[DO THIS] Go through the entries below and retype them exactly, omitting each picture.

----

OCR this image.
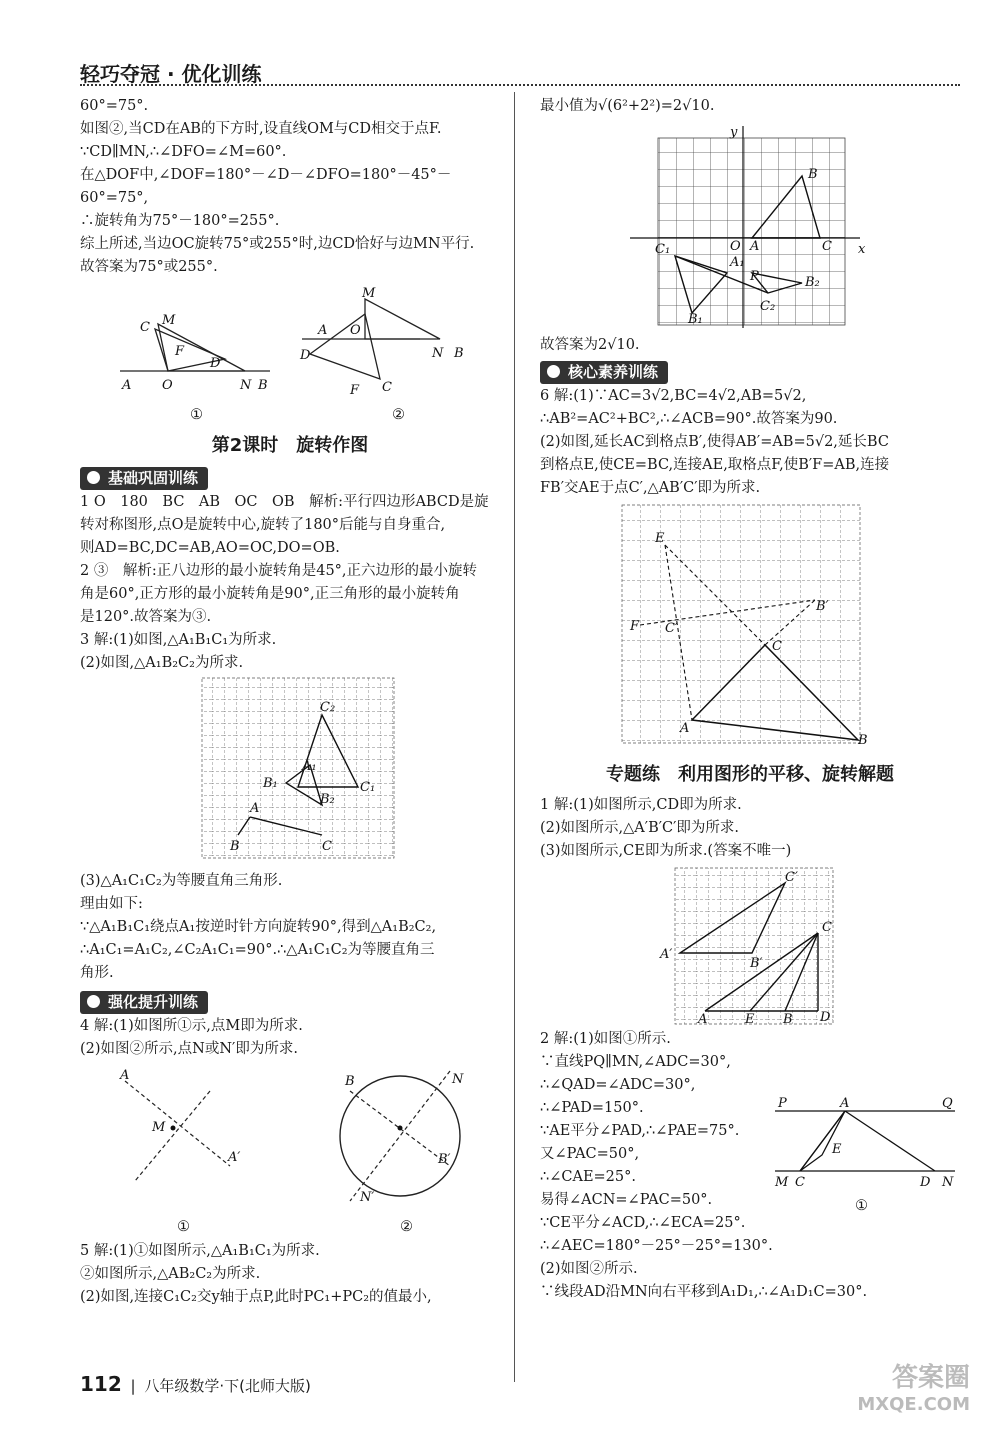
轻巧夺冠 · 优化训练

60°=75°.

如图②,当CD在AB的下方时,设直线OM与CD相交于点F.

∵CD∥MN,∴∠DFO=∠M=60°.

在△DOF中,∠DOF=180°－∠D－∠DFO=180°－45°－

60°=75°,

∴旋转角为75°－180°=255°.

综上所述,当边OC旋转75°或255°时,边CD恰好与边MN平行.

故答案为75°或255°.

C M
F
D
A O	N B
M
A O
D	N B
F C
①	②
第2课时　旋转作图
基础巩固训练

1 O　180　BC　AB　OC　OB　解析:平行四边形ABCD是旋

转对称图形,点O是旋转中心,旋转了180°后能与自身重合,

则AD=BC,DC=AB,AO=OC,DO=OB.

2 ③　解析:正八边形的最小旋转角是45°,正六边形的最小旋转

角是60°,正方形的最小旋转角是90°,正三角形的最小旋转角

是120°.故答案为③.

3 解:(1)如图,△A₁B₁C₁为所求.

(2)如图,△A₁B₂C₂为所求.

C₂
A₁
B₁
B₂
C₁
A
B	C

(3)△A₁C₁C₂为等腰直角三角形.

理由如下:

∵△A₁B₁C₁绕点A₁按逆时针方向旋转90°,得到△A₁B₂C₂,

∴A₁C₁=A₁C₂,∠C₂A₁C₁=90°.∴△A₁C₁C₂为等腰直角三

角形.

强化提升训练

4 解:(1)如图所①示,点M即为所求.

(2)如图②所示,点N或N′即为所求.

A
M
A′
B	N
B′
N′
①	②

5 解:(1)①如图所示,△A₁B₁C₁为所求.

②如图所示,△AB₂C₂为所求.

(2)如图,连接C₁C₂交y轴于点P,此时PC₁+PC₂的值最小,

最小值为√(6²+2²)=2√10.

y
x
B
A	C
O
C₁
A₁
P	B₂
C₂
B₁

故答案为2√10.

核心素养训练

6 解:(1)∵AC=3√2,BC=4√2,AB=5√2,

∴AB²=AC²+BC²,∴∠ACB=90°.故答案为90.

(2)如图,延长AC到格点B′,使得AB′=AB=5√2,延长BC

到格点E,使CE=BC,连接AE,取格点F,使B′F=AB,连接

FB′交AE于点C′,△AB′C′即为所求.

E
B′
F C′
C
A
B
专题练　利用图形的平移、旋转解题

1 解:(1)如图所示,CD即为所求.

(2)如图所示,△A′B′C′即为所求.

(3)如图所示,CE即为所求.(答案不唯一)

C′
C
A′
B′
A	E B D

2 解:(1)如图①所示.

∵直线PQ∥MN,∠ADC=30°,

∴∠QAD=∠ADC=30°,

∴∠PAD=150°.

∵AE平分∠PAD,∴∠PAE=75°.

又∠PAC=50°,

∴∠CAE=25°.

易得∠ACN=∠PAC=50°.

∵CE平分∠ACD,∴∠ECA=25°.

∴∠AEC=180°－25°－25°=130°.

(2)如图②所示.

∵线段AD沿MN向右平移到A₁D₁,∴∠A₁D₁C=30°.

P	A	Q
E
M C	D N
①
112 | 八年级数学·下(北师大版)	答案圈
MXQE.COM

----

[FINISHED TASK]
OCR this image.
轻巧夺冠 · 优化训练

60°=75°.

如图②,当CD在AB的下方时,设直线OM与CD相交于点F.

∵CD∥MN,∴∠DFO=∠M=60°.

在△DOF中,∠DOF=180°－∠D－∠DFO=180°－45°－

60°=75°,

∴旋转角为75°－180°=255°.

综上所述,当边OC旋转75°或255°时,边CD恰好与边MN平行.

故答案为75°或255°.

C M
F
D
A O	N B
M
A O
D	N B
F C
①	②
第2课时　旋转作图
基础巩固训练

1 O　180　BC　AB　OC　OB　解析:平行四边形ABCD是旋

转对称图形,点O是旋转中心,旋转了180°后能与自身重合,

则AD=BC,DC=AB,AO=OC,DO=OB.

2 ③　解析:正八边形的最小旋转角是45°,正六边形的最小旋转

角是60°,正方形的最小旋转角是90°,正三角形的最小旋转角

是120°.故答案为③.

3 解:(1)如图,△A₁B₁C₁为所求.

(2)如图,△A₁B₂C₂为所求.

C₂
A₁
B₁
B₂
C₁
A
B	C

(3)△A₁C₁C₂为等腰直角三角形.

理由如下:

∵△A₁B₁C₁绕点A₁按逆时针方向旋转90°,得到△A₁B₂C₂,

∴A₁C₁=A₁C₂,∠C₂A₁C₁=90°.∴△A₁C₁C₂为等腰直角三

角形.

强化提升训练

4 解:(1)如图所①示,点M即为所求.

(2)如图②所示,点N或N′即为所求.

A
M
A′
B	N
B′
N′
①	②

5 解:(1)①如图所示,△A₁B₁C₁为所求.

②如图所示,△AB₂C₂为所求.

(2)如图,连接C₁C₂交y轴于点P,此时PC₁+PC₂的值最小,

最小值为√(6²+2²)=2√10.

y
x
B
A	C
O
C₁
A₁
P	B₂
C₂
B₁

故答案为2√10.

核心素养训练

6 解:(1)∵AC=3√2,BC=4√2,AB=5√2,

∴AB²=AC²+BC²,∴∠ACB=90°.故答案为90.

(2)如图,延长AC到格点B′,使得AB′=AB=5√2,延长BC

到格点E,使CE=BC,连接AE,取格点F,使B′F=AB,连接

FB′交AE于点C′,△AB′C′即为所求.

E
B′
F C′
C
A
B
专题练　利用图形的平移、旋转解题

1 解:(1)如图所示,CD即为所求.

(2)如图所示,△A′B′C′即为所求.

(3)如图所示,CE即为所求.(答案不唯一)

C′
C
A′
B′
A	E B D

2 解:(1)如图①所示.

∵直线PQ∥MN,∠ADC=30°,

∴∠QAD=∠ADC=30°,

∴∠PAD=150°.

∵AE平分∠PAD,∴∠PAE=75°.

又∠PAC=50°,

∴∠CAE=25°.

易得∠ACN=∠PAC=50°.

∵CE平分∠ACD,∴∠ECA=25°.

∴∠AEC=180°－25°－25°=130°.

(2)如图②所示.

∵线段AD沿MN向右平移到A₁D₁,∴∠A₁D₁C=30°.

P	A	Q
E
M C	D N
①
112 | 八年级数学·下(北师大版)	答案圈
MXQE.COM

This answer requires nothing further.